Relyimah (slaves)

For the D'ni secret police, see Relyimah.

The Relyimah were slaves of the Terahnee, forcibly taken from their home Ages at a young age and stripped of their humanity in underground training centers. The word "relyimah" literally means "the unseen" in D'ni and Terahnee, and the Relyimah were expected to be silent and invisible. They lived in despicable conditions, crammed into small living spaces, and were forced to be silent at all times. Both men and women were neutered and kept separate from one another to prevent any possibility of children. The Terahnee, meanwhile, were conditioned not to see the Relyimah, and trained not to acknowledge their presence. Any slave who so much as touched a Terahnee was killed for such audacity.

While this slave trade was authorized and overseen by the king of Terahnee himself, the responsibility of training, overseeing, and managing the slave population was delegated to a race called the P'aarli. The P'aarli were, essentially, the ones doing the dirty work, while the Terahnee remained detached from the gruesome barbarism that supported their society.

Data section.
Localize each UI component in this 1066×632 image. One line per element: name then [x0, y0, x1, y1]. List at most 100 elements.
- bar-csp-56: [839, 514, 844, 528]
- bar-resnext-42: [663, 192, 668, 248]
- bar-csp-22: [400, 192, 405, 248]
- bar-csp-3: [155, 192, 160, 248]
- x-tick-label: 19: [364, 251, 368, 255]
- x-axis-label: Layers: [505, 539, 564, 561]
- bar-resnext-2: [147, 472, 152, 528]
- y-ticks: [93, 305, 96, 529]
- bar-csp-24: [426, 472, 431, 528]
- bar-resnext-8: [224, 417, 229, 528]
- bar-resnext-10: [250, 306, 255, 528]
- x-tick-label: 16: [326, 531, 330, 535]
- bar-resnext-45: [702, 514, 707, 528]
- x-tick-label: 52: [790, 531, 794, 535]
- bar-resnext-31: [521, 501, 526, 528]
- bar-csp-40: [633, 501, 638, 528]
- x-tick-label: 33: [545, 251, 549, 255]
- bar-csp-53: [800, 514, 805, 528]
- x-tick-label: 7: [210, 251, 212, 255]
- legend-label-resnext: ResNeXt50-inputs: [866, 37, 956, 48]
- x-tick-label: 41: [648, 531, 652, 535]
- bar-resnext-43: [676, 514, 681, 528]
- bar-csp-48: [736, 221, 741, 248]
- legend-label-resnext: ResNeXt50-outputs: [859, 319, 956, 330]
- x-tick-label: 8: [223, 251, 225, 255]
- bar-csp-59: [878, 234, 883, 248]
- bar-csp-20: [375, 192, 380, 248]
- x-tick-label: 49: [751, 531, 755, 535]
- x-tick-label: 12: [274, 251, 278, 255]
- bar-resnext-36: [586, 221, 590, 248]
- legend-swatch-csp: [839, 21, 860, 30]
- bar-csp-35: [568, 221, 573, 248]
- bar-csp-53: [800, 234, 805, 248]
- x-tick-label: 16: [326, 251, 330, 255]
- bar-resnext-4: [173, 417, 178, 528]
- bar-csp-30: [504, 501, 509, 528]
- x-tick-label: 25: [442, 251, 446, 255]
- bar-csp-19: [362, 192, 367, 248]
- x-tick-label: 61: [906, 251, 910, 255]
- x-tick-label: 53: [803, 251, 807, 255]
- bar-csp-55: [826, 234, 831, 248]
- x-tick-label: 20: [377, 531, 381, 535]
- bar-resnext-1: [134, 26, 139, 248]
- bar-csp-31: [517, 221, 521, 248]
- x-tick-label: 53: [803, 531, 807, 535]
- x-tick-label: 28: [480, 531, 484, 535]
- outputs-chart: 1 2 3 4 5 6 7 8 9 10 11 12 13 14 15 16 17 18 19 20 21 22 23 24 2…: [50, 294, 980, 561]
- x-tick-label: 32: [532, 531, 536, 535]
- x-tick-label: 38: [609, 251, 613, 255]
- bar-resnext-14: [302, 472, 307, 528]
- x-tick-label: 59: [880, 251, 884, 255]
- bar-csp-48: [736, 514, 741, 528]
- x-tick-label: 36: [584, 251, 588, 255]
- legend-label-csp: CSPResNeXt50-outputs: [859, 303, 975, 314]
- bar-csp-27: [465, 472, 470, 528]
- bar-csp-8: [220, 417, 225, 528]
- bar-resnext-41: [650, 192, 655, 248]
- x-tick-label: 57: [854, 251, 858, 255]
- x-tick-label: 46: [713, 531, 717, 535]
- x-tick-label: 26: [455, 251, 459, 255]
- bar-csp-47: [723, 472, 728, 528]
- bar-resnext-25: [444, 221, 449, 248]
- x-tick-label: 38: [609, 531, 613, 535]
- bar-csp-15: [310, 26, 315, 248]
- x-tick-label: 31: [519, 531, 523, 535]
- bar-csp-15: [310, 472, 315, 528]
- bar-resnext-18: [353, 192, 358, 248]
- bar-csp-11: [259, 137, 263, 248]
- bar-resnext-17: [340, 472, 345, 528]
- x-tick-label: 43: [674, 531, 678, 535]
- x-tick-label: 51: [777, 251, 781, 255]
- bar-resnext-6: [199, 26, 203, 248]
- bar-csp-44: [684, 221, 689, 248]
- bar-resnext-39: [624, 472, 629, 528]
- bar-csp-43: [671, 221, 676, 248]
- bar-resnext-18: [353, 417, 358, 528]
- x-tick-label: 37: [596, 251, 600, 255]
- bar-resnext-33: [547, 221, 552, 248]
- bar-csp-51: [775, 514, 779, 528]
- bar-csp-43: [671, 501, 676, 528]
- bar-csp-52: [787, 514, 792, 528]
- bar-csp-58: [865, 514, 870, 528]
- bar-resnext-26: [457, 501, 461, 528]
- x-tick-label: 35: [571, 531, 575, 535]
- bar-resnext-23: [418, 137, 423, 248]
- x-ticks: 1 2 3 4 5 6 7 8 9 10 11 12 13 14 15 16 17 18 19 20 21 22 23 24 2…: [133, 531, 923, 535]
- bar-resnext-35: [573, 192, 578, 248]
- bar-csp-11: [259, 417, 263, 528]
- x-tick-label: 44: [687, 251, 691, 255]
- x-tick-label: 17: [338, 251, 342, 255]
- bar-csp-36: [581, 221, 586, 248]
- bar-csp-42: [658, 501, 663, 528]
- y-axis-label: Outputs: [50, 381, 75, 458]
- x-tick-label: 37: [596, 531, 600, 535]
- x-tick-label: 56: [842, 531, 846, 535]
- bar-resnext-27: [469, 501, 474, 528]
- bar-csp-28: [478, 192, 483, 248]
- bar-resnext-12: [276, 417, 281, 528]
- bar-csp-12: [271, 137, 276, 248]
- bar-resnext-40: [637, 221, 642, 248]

Requirement 1.
According to the text on the Relyimah, what does the word "relyimah" literally mean?
Requirement 2.
From the text on the Relyimah, copy the passage word for word, starting with "Relyimah (slaves)" and going on through "for such audacity.".

Reply 1.
It means "the unseen."

Reply 2.
Relyimah (slaves)

For the D'ni secret police, see Relyimah.

The Relyimah were slaves of the Terahnee, forcibly taken from their home Ages at a young age and stripped of their humanity in underground training centers. The word "relyimah" literally means "the unseen" in D'ni and Terahnee, and the Relyimah were expected to be silent and invisible. They lived in despicable conditions, crammed into small living spaces, and were forced to be silent at all times. Both men and women were neutered and kept separate from one another to prevent any possibility of children. The Terahnee, meanwhile, were conditioned not to see the Relyimah, and trained not to acknowledge their presence. Any slave who so much as touched a Terahnee was killed for such audacity.